__PROBLEM STATEMENT__
Copy, from the entries below, each line where the word "الله" can be found.

__SUPPLIED INFORMATION__
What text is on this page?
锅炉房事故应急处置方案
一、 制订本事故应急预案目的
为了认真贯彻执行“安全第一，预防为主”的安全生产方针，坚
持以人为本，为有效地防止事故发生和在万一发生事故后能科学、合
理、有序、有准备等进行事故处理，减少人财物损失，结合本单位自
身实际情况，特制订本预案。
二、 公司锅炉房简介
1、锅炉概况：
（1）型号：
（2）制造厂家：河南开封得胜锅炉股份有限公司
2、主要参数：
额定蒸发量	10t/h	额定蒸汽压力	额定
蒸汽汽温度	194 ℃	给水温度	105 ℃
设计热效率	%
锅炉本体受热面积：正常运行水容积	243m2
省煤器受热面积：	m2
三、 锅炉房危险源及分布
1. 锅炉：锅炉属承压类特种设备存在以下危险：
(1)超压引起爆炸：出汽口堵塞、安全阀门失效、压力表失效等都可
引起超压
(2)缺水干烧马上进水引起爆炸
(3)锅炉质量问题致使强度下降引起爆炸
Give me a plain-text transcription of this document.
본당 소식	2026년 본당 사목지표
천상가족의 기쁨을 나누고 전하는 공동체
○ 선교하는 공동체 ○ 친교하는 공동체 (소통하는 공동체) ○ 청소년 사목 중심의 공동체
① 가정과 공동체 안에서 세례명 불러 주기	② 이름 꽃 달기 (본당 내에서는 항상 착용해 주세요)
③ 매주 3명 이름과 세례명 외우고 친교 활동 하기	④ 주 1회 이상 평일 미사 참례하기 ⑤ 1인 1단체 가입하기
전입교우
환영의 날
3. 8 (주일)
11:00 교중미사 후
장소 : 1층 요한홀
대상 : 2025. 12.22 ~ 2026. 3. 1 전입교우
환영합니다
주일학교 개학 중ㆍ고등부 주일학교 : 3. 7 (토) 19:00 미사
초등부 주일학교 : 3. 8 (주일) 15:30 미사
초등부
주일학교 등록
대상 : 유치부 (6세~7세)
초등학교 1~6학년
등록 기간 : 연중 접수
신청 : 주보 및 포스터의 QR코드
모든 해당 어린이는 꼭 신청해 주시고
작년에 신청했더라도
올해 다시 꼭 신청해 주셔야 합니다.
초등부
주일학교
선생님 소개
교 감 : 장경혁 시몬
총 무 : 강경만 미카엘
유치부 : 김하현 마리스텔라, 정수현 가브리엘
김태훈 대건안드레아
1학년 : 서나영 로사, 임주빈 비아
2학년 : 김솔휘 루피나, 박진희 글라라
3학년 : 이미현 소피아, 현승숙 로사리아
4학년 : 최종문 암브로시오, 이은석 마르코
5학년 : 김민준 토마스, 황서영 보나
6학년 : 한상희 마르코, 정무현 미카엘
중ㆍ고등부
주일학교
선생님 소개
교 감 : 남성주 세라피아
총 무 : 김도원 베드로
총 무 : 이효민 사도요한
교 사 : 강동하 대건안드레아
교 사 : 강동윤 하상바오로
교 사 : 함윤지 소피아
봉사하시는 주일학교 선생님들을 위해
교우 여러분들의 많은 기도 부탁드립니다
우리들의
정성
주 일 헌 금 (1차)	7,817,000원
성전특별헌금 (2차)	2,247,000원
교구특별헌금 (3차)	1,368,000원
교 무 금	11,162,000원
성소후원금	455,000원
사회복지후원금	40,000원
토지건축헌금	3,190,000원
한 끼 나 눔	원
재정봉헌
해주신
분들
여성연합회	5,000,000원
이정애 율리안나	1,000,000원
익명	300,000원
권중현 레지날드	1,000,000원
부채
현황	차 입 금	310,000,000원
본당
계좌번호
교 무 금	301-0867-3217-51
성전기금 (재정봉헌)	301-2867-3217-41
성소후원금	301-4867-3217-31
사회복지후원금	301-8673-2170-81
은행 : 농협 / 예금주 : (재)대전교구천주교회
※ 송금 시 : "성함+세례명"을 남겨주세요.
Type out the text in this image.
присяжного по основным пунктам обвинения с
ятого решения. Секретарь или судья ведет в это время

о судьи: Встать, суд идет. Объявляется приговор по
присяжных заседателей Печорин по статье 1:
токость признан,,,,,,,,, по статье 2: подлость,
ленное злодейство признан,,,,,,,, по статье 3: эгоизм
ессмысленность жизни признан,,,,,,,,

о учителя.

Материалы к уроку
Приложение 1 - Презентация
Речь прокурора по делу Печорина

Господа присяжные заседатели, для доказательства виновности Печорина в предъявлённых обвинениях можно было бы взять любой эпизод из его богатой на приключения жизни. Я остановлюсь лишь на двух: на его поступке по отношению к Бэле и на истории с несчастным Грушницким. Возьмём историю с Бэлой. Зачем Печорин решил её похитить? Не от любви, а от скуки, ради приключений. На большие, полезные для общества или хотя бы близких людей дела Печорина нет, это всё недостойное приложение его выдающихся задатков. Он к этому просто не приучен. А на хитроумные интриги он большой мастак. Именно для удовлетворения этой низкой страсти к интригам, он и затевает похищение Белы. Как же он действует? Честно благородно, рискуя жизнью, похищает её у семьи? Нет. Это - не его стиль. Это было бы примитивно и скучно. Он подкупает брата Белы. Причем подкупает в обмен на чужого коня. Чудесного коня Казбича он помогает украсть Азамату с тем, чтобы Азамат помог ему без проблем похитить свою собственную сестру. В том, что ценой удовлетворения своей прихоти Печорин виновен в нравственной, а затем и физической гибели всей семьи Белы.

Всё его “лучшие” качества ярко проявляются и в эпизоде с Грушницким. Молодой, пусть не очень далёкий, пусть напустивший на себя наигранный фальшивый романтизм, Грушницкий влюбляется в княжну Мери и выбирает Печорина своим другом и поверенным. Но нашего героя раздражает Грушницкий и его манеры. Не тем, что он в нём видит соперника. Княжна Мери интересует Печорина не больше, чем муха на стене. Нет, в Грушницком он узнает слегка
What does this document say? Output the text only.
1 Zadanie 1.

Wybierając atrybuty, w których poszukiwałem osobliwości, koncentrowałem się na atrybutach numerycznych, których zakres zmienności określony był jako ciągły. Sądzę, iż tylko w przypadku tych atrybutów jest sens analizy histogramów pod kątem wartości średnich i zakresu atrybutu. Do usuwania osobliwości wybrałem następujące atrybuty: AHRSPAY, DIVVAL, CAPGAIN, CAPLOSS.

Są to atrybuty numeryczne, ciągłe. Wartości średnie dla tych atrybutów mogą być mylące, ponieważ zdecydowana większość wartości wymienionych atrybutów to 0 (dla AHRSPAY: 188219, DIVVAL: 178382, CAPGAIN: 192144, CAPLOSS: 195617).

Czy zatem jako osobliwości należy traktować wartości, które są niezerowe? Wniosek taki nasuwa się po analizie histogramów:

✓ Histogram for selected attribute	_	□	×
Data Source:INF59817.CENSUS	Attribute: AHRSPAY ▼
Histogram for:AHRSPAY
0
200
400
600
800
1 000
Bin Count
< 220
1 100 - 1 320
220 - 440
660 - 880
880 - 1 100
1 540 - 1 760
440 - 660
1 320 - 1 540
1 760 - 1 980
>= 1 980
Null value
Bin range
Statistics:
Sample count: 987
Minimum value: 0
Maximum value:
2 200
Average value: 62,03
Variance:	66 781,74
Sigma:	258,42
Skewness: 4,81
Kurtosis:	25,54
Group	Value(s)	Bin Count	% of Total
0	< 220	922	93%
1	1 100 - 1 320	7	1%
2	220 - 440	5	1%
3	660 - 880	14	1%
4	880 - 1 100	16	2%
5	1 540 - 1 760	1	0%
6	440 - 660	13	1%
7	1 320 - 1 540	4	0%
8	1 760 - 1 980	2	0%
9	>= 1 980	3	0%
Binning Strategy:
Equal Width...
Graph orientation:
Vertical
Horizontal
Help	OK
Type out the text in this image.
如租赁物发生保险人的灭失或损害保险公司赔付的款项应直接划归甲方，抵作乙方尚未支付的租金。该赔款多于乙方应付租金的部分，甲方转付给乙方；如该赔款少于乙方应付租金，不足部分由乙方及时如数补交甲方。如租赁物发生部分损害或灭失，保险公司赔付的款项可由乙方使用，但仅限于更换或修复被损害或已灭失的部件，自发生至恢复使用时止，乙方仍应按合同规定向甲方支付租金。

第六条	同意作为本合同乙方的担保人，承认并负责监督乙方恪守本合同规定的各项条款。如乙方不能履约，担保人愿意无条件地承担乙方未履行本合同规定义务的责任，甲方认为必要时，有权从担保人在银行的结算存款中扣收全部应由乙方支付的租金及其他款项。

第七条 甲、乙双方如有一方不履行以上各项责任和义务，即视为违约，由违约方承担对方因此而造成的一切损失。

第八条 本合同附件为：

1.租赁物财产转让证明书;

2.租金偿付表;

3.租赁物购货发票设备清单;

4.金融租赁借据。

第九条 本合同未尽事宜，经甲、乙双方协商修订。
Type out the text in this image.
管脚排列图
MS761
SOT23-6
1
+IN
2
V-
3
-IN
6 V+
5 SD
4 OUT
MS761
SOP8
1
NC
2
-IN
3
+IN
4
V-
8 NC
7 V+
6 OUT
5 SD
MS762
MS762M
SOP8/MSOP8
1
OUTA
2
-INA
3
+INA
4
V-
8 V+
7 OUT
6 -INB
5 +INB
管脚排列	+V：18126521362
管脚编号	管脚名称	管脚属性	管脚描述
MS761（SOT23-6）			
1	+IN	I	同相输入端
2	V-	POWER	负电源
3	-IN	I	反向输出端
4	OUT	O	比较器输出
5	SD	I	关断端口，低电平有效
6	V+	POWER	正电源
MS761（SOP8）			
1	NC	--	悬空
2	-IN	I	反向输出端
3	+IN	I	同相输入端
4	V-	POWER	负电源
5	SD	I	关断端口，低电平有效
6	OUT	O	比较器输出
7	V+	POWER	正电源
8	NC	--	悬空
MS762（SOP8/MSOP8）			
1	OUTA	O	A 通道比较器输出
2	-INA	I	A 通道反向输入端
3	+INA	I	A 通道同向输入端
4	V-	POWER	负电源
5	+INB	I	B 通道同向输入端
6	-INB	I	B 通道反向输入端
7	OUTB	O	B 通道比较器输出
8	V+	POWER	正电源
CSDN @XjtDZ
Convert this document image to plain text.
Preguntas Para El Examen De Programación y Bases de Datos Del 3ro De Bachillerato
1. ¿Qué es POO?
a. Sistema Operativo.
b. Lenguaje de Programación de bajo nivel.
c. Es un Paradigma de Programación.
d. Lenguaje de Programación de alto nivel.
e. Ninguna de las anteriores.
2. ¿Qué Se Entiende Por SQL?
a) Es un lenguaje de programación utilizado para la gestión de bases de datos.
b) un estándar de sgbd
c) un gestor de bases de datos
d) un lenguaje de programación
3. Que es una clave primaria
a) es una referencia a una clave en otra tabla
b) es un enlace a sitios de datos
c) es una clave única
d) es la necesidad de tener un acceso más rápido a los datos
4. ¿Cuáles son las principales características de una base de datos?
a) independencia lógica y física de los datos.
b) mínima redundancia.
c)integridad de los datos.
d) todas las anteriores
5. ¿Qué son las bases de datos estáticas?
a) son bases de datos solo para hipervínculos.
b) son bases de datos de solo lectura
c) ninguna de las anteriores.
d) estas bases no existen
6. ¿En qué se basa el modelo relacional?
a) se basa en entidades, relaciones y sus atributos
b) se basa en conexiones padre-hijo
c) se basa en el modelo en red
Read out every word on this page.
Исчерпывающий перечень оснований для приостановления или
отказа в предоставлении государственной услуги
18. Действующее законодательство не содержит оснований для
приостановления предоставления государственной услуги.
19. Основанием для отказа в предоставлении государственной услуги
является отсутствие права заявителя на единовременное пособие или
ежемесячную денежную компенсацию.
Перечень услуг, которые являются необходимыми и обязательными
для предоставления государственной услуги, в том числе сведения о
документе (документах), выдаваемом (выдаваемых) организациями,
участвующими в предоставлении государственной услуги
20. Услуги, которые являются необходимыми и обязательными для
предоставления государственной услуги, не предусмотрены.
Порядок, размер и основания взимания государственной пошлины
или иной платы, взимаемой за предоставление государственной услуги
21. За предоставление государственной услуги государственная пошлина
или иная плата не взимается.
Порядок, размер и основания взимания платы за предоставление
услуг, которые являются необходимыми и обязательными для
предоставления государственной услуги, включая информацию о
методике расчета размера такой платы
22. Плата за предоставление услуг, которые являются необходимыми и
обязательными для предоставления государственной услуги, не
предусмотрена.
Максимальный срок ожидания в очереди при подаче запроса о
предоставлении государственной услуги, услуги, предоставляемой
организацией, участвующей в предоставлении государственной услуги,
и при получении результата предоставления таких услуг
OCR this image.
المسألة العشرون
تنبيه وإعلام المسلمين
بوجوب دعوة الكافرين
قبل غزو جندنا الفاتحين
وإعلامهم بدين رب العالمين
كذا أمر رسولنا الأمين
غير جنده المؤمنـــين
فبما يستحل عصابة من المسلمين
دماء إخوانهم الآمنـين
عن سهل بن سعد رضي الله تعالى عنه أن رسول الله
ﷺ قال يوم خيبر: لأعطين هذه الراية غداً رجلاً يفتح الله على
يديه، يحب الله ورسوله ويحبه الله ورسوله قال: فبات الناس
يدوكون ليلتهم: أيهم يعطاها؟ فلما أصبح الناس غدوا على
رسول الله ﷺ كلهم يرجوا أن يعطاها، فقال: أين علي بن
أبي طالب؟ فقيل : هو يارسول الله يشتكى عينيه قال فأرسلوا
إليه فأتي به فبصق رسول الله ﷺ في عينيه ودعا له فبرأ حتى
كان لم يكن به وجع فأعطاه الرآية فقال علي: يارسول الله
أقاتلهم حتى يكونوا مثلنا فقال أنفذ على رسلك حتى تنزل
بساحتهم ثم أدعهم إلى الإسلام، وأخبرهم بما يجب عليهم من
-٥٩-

__RESPONSE__
عن سهل بن سعد رضي الله تعالى عنه أن رسول الله
ﷺ قال يوم خيبر: لأعطين هذه الراية غداً رجلاً يفتح الله على
يديه، يحب الله ورسوله ويحبه الله ورسوله قال: فبات الناس
رسول الله ﷺ كلهم يرجوا أن يعطاها، فقال: أين علي بن
أبي طالب؟ فقيل : هو يارسول الله يشتكى عينيه قال فأرسلوا
إليه فأتي به فبصق رسول الله ﷺ في عينيه ودعا له فبرأ حتى
كان لم يكن به وجع فأعطاه الرآية فقال علي: يارسول الله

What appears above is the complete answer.